* _Problem description_
In the stretch of the listing from its start through the line containing "chevron-left-icon [443,109,450,127]", change "clock-icon" to "timer-icon" and leave every other part of those lines as it is.

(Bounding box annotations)
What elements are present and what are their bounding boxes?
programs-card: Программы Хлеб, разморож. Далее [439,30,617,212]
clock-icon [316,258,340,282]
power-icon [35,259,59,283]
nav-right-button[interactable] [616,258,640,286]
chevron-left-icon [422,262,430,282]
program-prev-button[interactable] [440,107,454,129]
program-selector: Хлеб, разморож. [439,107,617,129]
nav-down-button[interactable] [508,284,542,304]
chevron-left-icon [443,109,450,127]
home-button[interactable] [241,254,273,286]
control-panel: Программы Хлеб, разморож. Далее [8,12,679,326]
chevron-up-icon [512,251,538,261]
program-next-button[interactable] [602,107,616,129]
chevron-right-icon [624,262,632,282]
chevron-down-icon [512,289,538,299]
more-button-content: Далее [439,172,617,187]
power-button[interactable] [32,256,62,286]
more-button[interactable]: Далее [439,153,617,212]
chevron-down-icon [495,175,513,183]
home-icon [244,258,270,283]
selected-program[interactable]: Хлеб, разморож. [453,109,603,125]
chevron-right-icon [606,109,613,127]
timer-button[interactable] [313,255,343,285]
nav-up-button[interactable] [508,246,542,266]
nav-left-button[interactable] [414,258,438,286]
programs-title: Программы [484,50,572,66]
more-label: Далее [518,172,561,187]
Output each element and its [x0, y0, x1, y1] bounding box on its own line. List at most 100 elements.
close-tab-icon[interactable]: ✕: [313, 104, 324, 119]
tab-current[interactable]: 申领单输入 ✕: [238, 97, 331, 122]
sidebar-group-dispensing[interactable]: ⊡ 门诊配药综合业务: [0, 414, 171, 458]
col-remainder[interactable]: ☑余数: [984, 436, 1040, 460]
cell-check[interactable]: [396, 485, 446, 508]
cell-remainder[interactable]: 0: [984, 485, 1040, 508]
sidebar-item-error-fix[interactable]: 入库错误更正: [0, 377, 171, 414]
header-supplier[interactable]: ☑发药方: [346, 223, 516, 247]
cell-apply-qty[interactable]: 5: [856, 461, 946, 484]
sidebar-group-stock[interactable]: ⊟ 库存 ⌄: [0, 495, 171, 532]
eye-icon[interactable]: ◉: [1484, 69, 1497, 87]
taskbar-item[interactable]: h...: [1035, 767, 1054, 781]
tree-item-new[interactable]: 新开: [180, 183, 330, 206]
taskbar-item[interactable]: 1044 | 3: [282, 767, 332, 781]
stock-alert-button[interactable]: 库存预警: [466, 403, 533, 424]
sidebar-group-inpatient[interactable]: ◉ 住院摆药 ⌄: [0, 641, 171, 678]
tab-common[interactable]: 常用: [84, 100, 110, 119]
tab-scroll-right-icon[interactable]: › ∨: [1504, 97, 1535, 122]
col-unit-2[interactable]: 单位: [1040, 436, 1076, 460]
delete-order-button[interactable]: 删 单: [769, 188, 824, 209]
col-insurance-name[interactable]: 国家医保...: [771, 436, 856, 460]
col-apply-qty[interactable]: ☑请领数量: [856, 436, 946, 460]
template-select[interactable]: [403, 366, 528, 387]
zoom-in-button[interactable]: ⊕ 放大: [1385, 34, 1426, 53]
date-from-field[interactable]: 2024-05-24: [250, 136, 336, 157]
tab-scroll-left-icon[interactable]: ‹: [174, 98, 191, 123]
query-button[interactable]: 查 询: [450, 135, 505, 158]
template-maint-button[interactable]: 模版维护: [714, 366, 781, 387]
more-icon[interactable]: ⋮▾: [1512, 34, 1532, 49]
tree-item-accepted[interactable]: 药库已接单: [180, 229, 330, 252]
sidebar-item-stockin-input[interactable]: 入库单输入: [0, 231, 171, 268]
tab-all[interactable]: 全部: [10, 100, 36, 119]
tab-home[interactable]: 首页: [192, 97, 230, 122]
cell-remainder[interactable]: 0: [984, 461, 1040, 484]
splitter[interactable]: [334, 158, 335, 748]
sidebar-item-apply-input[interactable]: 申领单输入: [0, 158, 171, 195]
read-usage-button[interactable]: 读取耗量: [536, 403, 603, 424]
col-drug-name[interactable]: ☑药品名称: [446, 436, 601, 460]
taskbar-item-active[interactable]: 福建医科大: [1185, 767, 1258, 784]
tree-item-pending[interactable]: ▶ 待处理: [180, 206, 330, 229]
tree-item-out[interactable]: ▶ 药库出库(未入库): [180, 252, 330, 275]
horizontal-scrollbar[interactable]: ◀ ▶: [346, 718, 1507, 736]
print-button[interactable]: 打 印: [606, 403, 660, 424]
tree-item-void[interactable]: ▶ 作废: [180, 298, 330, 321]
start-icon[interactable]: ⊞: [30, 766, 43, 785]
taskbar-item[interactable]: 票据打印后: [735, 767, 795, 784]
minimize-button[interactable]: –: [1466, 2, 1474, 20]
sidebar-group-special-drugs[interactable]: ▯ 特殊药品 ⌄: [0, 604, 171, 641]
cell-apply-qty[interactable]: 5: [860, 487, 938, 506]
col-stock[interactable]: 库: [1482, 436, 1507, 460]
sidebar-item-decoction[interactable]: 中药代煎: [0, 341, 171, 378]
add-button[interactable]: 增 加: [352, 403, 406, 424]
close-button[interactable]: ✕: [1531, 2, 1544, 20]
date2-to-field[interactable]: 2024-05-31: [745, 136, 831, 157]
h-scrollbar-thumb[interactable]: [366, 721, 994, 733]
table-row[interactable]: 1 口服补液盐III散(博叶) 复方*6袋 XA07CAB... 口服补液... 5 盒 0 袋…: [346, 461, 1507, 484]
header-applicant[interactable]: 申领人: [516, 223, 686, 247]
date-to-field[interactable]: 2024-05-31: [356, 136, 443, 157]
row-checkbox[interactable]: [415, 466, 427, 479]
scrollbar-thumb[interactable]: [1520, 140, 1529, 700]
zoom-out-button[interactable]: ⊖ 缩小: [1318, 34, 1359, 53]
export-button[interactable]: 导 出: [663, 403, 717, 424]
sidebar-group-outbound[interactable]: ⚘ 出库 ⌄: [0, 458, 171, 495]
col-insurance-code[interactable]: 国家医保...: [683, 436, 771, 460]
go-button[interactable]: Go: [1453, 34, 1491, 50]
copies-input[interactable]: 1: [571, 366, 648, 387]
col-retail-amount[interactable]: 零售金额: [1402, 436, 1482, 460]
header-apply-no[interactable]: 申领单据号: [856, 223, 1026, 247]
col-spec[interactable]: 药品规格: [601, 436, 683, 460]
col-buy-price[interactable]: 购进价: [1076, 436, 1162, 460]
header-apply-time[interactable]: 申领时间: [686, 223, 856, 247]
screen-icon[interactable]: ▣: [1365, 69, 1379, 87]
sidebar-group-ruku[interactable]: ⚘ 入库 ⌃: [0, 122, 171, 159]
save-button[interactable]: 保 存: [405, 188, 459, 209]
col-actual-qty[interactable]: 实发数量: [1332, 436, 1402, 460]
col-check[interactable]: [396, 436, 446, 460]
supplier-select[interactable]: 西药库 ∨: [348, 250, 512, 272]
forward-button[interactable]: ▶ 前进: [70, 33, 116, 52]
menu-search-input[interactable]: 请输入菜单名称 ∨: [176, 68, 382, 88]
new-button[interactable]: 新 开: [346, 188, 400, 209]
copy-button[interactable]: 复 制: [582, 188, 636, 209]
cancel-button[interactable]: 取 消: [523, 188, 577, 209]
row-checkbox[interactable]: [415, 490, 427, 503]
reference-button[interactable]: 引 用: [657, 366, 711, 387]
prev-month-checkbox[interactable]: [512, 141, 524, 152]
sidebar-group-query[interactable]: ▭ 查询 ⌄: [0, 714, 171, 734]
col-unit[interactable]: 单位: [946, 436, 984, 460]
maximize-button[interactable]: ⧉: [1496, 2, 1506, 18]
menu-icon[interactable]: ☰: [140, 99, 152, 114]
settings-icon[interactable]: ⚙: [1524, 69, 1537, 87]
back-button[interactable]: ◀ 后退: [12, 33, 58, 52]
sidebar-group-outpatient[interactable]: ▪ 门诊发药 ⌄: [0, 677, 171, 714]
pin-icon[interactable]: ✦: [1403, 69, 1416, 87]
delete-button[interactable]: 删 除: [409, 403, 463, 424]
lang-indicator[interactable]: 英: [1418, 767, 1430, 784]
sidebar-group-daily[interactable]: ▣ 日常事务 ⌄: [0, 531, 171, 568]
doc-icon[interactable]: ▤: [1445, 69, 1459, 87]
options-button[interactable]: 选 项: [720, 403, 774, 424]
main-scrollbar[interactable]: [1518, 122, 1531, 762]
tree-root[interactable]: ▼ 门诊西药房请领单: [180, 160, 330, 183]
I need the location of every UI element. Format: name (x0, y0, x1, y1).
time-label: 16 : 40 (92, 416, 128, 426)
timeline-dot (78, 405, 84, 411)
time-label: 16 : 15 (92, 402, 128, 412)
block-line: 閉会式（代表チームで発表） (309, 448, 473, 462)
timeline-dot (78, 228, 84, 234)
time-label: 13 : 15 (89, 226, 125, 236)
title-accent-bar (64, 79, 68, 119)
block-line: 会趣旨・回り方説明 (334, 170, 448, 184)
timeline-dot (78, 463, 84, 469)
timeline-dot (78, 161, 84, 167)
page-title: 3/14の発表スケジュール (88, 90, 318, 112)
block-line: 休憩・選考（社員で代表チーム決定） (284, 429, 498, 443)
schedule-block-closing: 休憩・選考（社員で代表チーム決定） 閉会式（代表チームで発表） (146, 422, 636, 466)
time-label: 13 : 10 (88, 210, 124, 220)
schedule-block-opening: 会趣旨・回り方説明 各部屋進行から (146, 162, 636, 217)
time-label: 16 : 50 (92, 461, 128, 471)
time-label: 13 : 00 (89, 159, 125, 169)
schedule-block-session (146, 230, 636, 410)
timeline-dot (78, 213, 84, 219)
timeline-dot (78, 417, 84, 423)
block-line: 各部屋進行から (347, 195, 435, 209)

* _Solution to the problem_
What elements are present and what are their bounding boxes?
programs-card: Программы Хлеб, разморож. Далее [439,30,617,212]
timer-icon [316,258,340,282]
power-icon [35,259,59,283]
nav-right-button[interactable] [616,258,640,286]
chevron-left-icon [422,262,430,282]
program-prev-button[interactable] [440,107,454,129]
program-selector: Хлеб, разморож. [439,107,617,129]
nav-down-button[interactable] [508,284,542,304]
chevron-left-icon [443,109,450,127]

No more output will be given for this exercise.